— Exercise objective —
Each line in the entries below that holds the string "label" is to be listed.

— Supplied data —
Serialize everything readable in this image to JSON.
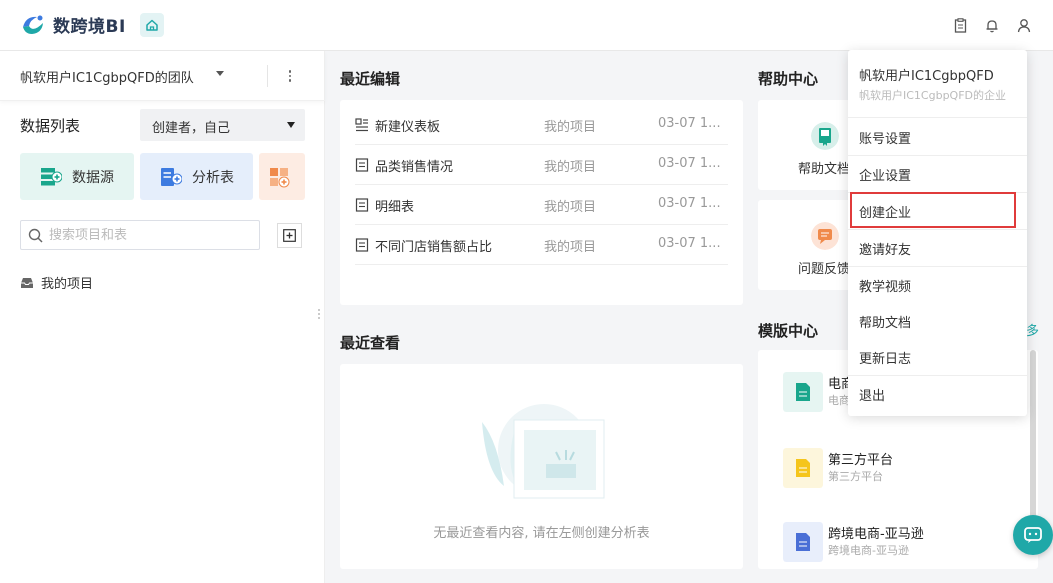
{
  "app": {
    "brand": "数跨境BI"
  },
  "team": {
    "name": "帆软用户IC1CgbpQFD的团队"
  },
  "sidebar": {
    "list_title": "数据列表",
    "creator_filter": "创建者，自己",
    "quick_buttons": [
      {
        "label": "数据源",
        "color": "#19a68c"
      },
      {
        "label": "分析表",
        "color": "#3d7be0"
      },
      {
        "label": "",
        "color": "#f08a4b"
      }
    ],
    "search_placeholder": "搜索项目和表",
    "project": "我的项目"
  },
  "recent_edit": {
    "title": "最近编辑",
    "rows": [
      {
        "icon": "dashboard-icon",
        "name": "新建仪表板",
        "project": "我的项目",
        "date": "03-07 1..."
      },
      {
        "icon": "doc-icon",
        "name": "品类销售情况",
        "project": "我的项目",
        "date": "03-07 1..."
      },
      {
        "icon": "doc-icon",
        "name": "明细表",
        "project": "我的项目",
        "date": "03-07 1..."
      },
      {
        "icon": "doc-icon",
        "name": "不同门店销售额占比",
        "project": "我的项目",
        "date": "03-07 1..."
      }
    ]
  },
  "recent_view": {
    "title": "最近查看",
    "empty_text": "无最近查看内容, 请在左侧创建分析表"
  },
  "help": {
    "title": "帮助中心",
    "cards": [
      {
        "label": "帮助文档",
        "icon": "book-icon",
        "color": "#19a68c"
      },
      {
        "label": "问题反馈",
        "icon": "feedback-icon",
        "color": "#f08a4b"
      }
    ]
  },
  "templates": {
    "title": "模版中心",
    "more": "多",
    "items": [
      {
        "name": "电商",
        "sub": "电商",
        "icon": "template-doc-icon",
        "color": "#19a68c"
      },
      {
        "name": "第三方平台",
        "sub": "第三方平台",
        "icon": "template-doc-icon",
        "color": "#f5c51b"
      },
      {
        "name": "跨境电商-亚马逊",
        "sub": "跨境电商-亚马逊",
        "icon": "template-doc-icon",
        "color": "#4a6fd6"
      }
    ]
  },
  "user_menu": {
    "username": "帆软用户IC1CgbpQFD",
    "team": "帆软用户IC1CgbpQFD的企业",
    "items": [
      "账号设置",
      "企业设置",
      "创建企业",
      "邀请好友",
      "教学视频",
      "帮助文档",
      "更新日志",
      "退出"
    ],
    "highlighted": "创建企业"
  },
  "colors": {
    "accent": "#1fa8a8",
    "highlight_border": "#e03b3b"
  }
}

— Output of the exercise —
        "label": "数据源",
        "label": "分析表",
        "label": "",
        "label": "帮助文档",
        "label": "问题反馈",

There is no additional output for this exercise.